* begin DATA FOR THIS EXERCISE *
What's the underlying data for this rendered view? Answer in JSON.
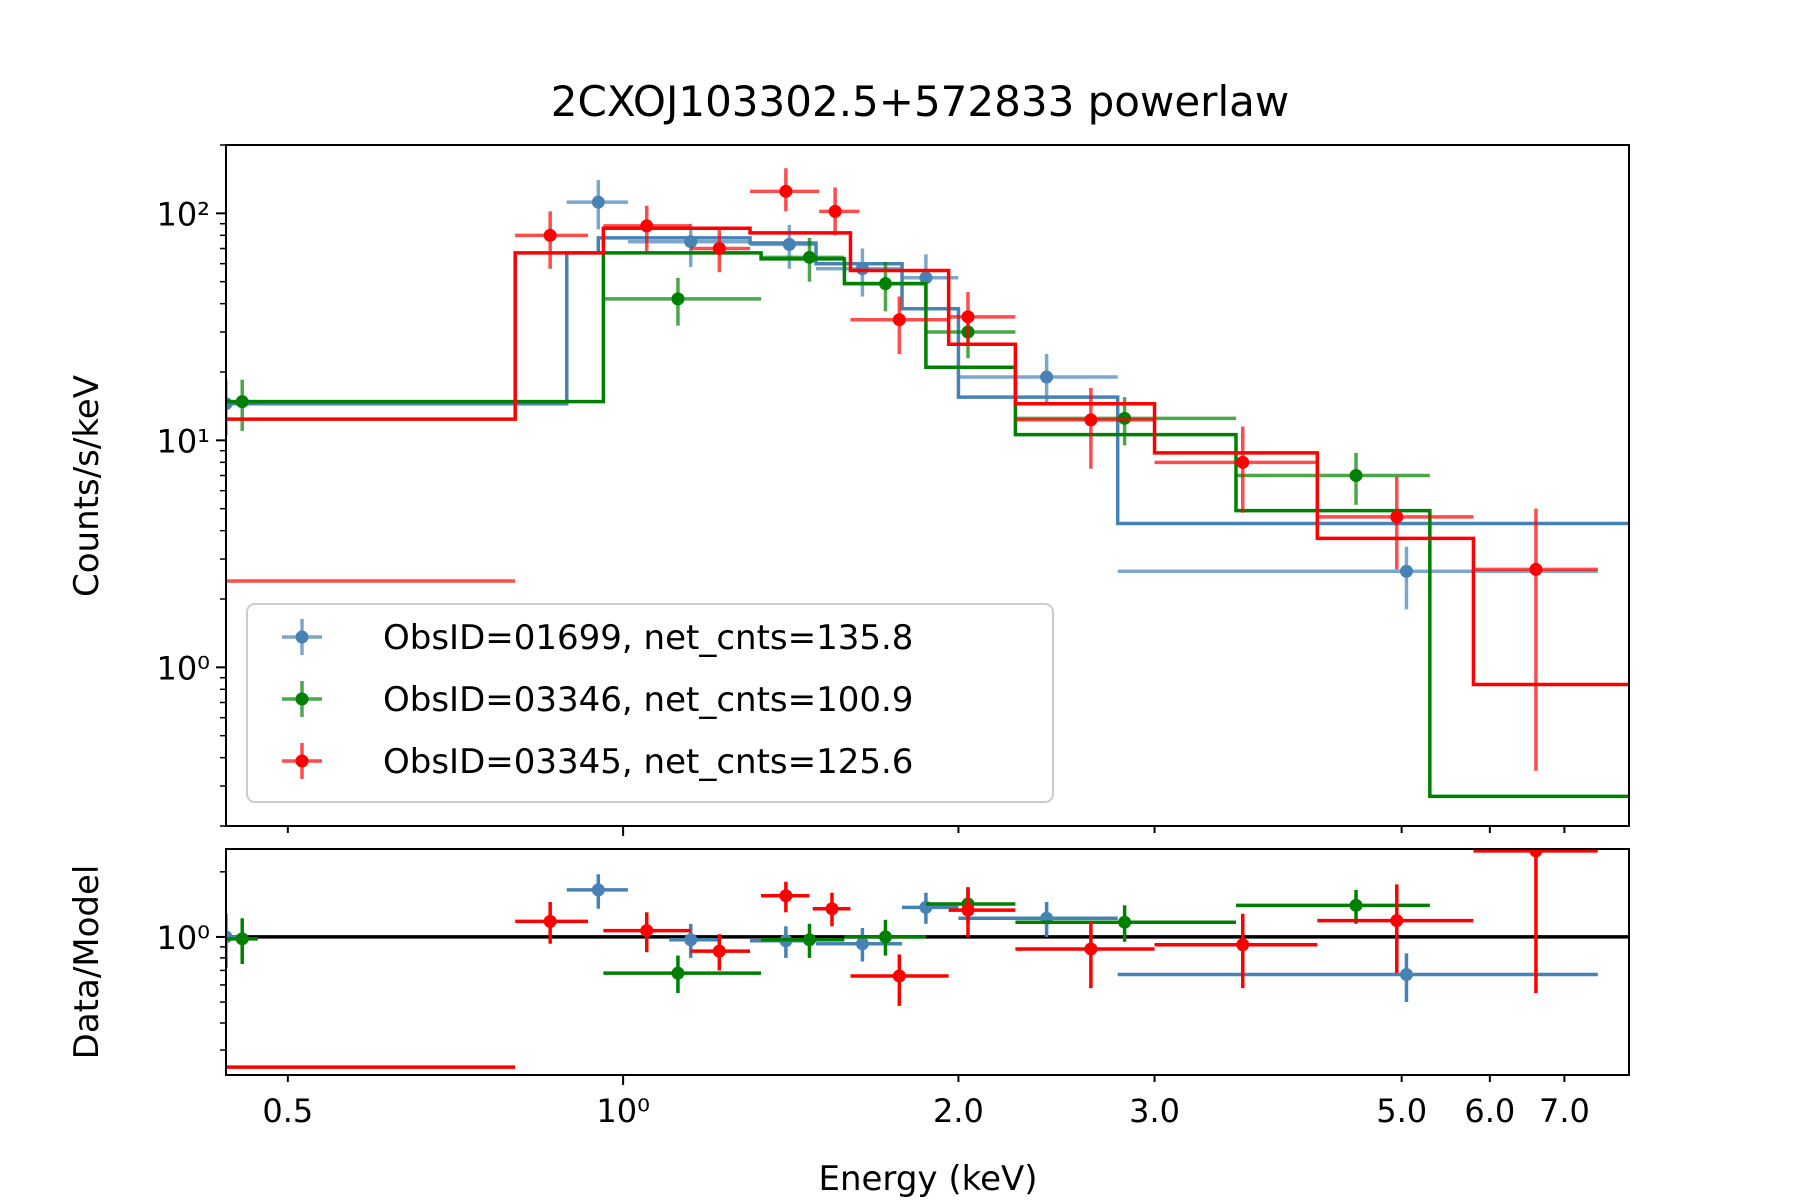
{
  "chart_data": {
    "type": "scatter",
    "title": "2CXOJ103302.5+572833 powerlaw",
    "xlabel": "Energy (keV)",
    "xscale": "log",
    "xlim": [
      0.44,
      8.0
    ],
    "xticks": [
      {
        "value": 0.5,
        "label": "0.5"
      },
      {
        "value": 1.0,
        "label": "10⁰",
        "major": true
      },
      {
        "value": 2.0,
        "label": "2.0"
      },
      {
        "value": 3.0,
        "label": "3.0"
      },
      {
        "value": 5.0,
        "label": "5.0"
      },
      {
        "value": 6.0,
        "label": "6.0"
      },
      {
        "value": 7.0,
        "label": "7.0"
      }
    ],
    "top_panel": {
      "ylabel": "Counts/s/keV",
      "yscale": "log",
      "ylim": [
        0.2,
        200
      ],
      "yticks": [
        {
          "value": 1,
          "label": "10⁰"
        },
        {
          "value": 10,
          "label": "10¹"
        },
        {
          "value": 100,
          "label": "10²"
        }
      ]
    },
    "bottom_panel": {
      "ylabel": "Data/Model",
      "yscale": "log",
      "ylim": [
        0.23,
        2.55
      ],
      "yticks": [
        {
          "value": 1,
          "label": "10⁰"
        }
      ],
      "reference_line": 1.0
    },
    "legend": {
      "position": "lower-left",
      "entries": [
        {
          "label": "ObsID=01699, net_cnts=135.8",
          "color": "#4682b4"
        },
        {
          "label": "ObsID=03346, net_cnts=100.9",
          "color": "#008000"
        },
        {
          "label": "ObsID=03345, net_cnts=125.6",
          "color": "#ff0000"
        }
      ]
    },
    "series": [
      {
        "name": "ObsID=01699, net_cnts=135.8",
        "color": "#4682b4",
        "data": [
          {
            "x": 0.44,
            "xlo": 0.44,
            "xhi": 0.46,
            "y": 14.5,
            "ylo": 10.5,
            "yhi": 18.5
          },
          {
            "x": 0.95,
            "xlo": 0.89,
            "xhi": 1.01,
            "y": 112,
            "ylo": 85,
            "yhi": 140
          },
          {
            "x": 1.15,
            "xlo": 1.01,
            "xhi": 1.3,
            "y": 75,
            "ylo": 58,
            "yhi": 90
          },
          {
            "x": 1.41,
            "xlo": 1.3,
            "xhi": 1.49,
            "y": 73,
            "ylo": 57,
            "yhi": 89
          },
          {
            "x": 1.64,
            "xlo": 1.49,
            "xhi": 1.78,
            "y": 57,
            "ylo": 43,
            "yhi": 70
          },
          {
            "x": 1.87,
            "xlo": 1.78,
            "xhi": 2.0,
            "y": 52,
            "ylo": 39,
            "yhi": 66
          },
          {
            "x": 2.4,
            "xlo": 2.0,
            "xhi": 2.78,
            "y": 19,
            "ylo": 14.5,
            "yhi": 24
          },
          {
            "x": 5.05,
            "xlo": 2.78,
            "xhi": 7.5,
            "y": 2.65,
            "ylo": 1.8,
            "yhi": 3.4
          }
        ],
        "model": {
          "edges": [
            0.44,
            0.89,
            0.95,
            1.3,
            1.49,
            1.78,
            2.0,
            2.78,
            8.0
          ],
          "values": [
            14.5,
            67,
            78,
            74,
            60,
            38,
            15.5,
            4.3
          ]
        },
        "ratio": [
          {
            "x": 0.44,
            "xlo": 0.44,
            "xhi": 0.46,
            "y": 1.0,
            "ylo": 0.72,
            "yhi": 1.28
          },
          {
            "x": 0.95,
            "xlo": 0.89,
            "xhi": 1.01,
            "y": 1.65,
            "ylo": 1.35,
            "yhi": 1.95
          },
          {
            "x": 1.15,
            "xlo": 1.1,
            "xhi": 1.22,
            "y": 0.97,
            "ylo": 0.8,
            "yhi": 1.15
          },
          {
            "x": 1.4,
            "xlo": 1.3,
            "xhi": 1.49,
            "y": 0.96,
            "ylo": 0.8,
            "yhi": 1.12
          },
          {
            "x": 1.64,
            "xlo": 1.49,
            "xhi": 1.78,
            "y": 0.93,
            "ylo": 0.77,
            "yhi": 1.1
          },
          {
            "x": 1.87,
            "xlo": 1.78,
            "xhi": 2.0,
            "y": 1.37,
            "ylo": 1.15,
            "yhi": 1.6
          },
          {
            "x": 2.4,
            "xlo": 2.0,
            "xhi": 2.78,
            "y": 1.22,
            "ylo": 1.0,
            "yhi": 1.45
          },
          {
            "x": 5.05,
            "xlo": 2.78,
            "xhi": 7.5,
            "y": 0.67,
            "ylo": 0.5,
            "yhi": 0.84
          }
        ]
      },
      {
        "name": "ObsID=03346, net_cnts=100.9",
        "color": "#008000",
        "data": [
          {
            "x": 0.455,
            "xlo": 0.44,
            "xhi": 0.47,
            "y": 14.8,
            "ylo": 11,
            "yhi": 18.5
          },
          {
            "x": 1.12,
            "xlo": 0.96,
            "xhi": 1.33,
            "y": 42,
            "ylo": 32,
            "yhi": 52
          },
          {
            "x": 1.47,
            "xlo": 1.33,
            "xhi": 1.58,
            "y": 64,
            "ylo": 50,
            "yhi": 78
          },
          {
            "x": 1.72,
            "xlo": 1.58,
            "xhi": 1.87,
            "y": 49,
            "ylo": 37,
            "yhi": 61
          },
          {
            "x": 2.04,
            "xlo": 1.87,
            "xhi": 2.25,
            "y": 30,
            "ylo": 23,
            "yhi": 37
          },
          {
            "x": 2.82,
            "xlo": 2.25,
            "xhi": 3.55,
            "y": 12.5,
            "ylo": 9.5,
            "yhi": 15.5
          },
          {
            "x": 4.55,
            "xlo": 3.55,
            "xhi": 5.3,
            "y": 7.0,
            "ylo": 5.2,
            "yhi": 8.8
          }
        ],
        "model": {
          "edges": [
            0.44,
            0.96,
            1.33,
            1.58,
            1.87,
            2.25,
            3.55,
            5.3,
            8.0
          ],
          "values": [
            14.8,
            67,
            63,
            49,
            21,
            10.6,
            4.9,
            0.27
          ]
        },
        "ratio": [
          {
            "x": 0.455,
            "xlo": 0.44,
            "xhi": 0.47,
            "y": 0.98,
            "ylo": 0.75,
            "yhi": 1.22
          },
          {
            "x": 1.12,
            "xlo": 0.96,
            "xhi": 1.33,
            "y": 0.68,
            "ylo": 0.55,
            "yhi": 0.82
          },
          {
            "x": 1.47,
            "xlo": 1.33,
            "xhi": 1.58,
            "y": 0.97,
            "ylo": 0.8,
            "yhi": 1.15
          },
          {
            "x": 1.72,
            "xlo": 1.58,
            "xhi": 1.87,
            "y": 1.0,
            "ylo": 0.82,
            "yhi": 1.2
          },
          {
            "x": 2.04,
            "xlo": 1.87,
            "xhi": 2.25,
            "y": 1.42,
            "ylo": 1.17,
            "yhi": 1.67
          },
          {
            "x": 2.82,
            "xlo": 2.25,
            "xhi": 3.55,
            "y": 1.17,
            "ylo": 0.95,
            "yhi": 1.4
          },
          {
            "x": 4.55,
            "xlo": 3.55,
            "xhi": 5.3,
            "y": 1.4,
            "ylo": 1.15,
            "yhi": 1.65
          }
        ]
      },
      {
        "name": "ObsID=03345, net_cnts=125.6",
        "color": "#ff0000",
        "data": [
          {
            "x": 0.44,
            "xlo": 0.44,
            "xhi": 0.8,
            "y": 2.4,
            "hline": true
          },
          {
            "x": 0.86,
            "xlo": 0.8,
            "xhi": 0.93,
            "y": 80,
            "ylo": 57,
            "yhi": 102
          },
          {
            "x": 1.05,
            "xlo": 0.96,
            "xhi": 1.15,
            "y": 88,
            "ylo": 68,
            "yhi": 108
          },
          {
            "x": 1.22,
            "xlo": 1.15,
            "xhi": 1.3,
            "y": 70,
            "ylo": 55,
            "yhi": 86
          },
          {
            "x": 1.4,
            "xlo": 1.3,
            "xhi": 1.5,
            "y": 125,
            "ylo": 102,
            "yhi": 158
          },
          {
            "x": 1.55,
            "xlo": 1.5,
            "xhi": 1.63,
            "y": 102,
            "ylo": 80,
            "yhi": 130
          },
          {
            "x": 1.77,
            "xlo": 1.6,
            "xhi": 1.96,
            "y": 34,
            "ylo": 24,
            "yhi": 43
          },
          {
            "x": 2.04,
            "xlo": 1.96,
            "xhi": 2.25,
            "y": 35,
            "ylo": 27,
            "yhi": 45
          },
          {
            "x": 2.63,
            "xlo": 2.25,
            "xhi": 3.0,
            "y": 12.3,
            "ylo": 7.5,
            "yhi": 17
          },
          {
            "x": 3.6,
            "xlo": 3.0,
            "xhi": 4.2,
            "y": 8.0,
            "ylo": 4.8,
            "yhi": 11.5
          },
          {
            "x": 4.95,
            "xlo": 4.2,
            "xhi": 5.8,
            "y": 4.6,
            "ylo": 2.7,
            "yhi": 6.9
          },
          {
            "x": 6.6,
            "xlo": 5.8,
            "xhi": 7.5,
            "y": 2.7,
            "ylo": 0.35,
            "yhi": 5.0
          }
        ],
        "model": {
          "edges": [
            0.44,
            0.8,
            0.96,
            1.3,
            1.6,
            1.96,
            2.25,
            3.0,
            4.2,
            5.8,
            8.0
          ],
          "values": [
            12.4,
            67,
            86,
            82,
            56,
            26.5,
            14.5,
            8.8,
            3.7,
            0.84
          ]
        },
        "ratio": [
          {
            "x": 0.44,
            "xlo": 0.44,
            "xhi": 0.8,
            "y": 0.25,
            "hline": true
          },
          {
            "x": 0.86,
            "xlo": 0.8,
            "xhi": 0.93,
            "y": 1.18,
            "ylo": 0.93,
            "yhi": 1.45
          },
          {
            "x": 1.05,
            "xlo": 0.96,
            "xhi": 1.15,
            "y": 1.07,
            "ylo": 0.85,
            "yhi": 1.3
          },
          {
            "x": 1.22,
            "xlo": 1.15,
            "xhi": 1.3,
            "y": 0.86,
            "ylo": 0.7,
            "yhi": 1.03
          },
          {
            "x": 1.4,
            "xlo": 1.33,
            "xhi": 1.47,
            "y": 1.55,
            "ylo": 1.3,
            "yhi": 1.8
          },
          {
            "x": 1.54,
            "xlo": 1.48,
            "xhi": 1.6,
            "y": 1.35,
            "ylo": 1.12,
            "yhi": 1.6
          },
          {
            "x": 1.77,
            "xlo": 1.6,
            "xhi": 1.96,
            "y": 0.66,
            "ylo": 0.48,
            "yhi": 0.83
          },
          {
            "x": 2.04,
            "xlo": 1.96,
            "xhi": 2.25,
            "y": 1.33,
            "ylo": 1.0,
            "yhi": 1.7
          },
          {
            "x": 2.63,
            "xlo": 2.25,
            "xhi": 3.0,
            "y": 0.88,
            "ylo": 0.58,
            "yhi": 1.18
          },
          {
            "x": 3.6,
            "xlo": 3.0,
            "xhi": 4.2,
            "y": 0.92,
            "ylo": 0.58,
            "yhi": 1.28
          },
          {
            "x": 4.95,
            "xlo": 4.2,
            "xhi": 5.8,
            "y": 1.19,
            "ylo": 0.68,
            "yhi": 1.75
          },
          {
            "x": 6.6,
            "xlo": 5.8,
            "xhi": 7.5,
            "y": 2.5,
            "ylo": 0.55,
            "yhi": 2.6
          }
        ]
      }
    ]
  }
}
* end DATA FOR THIS EXERCISE *
* begin DATA FOR THIS EXERCISE *
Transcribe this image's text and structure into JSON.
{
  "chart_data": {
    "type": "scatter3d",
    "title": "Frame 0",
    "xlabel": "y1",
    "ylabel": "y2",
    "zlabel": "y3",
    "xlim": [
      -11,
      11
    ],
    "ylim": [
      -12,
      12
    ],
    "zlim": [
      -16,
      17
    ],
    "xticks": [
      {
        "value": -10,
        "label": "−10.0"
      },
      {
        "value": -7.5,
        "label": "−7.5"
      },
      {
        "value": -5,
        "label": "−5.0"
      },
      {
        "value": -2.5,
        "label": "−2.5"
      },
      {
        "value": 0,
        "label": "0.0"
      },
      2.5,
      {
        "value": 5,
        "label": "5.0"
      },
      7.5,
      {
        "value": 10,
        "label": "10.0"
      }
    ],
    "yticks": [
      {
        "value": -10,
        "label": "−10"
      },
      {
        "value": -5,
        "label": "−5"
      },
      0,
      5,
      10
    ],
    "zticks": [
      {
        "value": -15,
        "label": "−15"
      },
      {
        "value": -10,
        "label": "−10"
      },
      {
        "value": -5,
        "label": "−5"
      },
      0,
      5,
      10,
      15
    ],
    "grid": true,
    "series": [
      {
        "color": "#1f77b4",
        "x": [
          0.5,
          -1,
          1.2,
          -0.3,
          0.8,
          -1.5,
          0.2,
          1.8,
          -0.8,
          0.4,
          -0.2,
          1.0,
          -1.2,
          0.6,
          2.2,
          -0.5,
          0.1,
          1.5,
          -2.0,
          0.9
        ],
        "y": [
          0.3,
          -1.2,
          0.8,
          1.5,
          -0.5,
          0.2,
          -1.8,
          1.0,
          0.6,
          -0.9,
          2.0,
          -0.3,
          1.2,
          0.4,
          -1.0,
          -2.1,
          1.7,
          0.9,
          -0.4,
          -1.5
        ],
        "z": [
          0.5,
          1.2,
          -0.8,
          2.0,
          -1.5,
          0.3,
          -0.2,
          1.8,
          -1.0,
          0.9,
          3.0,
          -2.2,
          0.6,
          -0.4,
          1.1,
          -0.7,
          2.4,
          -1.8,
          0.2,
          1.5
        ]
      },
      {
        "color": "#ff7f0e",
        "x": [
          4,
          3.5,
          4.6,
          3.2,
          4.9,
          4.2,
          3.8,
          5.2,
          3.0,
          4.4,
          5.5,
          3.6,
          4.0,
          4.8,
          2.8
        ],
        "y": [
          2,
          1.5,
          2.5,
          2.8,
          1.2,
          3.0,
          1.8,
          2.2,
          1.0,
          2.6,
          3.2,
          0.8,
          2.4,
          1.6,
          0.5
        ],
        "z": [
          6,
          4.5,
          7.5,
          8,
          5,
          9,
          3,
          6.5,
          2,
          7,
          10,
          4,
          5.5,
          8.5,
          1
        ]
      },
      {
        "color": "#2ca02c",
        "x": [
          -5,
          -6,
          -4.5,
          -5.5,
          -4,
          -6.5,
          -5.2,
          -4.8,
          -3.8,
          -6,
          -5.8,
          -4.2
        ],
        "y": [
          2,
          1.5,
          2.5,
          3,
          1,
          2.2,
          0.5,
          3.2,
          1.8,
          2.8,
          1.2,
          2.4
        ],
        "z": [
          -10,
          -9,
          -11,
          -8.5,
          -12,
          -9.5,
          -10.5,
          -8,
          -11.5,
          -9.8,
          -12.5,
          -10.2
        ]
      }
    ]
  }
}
* end DATA FOR THIS EXERCISE *
[TASK DIRECTIONS] Among the lines of the material, find those that hold the word "true" and copy them.

[RESULT BELOW]
        "major": true
            "hline": true
            "hline": true
    "grid": true,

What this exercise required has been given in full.